--- start Task data ---

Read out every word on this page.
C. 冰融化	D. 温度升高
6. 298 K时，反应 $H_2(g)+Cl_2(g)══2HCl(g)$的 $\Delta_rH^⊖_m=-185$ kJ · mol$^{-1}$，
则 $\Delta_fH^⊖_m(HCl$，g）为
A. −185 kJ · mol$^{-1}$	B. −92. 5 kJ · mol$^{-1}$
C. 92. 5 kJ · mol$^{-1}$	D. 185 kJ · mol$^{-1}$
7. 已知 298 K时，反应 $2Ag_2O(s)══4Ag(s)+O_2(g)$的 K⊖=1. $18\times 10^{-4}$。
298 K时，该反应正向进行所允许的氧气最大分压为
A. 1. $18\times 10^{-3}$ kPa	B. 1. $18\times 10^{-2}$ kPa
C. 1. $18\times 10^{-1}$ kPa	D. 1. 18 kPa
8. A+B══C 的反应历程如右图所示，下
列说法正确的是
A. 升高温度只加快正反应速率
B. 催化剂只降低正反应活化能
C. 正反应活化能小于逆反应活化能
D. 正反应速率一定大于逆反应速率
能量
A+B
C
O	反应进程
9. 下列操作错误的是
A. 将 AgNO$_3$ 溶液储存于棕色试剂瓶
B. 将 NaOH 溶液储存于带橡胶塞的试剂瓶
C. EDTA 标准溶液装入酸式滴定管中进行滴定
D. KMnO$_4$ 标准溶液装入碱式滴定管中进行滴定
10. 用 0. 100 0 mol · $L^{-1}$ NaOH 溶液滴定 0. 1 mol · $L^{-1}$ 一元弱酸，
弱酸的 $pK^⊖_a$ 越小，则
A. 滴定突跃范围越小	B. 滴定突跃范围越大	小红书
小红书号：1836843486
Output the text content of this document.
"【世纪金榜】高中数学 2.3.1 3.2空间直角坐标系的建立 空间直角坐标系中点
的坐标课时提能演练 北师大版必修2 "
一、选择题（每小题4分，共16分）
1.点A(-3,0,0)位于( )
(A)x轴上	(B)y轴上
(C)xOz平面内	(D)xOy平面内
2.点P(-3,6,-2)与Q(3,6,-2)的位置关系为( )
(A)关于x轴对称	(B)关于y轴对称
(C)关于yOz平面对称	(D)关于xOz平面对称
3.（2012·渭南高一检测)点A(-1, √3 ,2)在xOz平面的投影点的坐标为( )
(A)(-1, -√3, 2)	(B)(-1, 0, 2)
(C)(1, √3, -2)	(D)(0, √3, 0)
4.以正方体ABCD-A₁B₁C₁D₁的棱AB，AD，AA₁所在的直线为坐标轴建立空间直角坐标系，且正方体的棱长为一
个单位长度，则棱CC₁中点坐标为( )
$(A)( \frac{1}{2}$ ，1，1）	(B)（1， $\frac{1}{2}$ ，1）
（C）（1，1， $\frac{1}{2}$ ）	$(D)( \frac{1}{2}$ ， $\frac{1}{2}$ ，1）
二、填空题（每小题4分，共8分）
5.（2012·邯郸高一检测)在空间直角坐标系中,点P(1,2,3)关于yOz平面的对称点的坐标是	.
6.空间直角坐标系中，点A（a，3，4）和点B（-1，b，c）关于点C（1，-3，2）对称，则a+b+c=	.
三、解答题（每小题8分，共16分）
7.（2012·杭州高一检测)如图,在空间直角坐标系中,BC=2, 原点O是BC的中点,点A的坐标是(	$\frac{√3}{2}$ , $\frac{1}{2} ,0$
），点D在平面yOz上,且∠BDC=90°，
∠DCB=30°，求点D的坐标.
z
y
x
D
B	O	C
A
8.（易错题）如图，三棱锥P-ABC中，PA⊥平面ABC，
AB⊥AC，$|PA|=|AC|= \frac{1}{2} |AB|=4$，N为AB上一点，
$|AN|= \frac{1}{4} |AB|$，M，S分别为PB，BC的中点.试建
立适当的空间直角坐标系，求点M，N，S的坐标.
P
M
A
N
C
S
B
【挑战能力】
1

--- end Task data ---

- **Brief**:
Find all lines where the word "times" appears. Copy them.

- **Finished answer**:
7. 已知 298 K时，反应 $2Ag_2O(s)══4Ag(s)+O_2(g)$的 K⊖=1. $18\times 10^{-4}$。
A. 1. $18\times 10^{-3}$ kPa	B. 1. $18\times 10^{-2}$ kPa
C. 1. $18\times 10^{-1}$ kPa	D. 1. 18 kPa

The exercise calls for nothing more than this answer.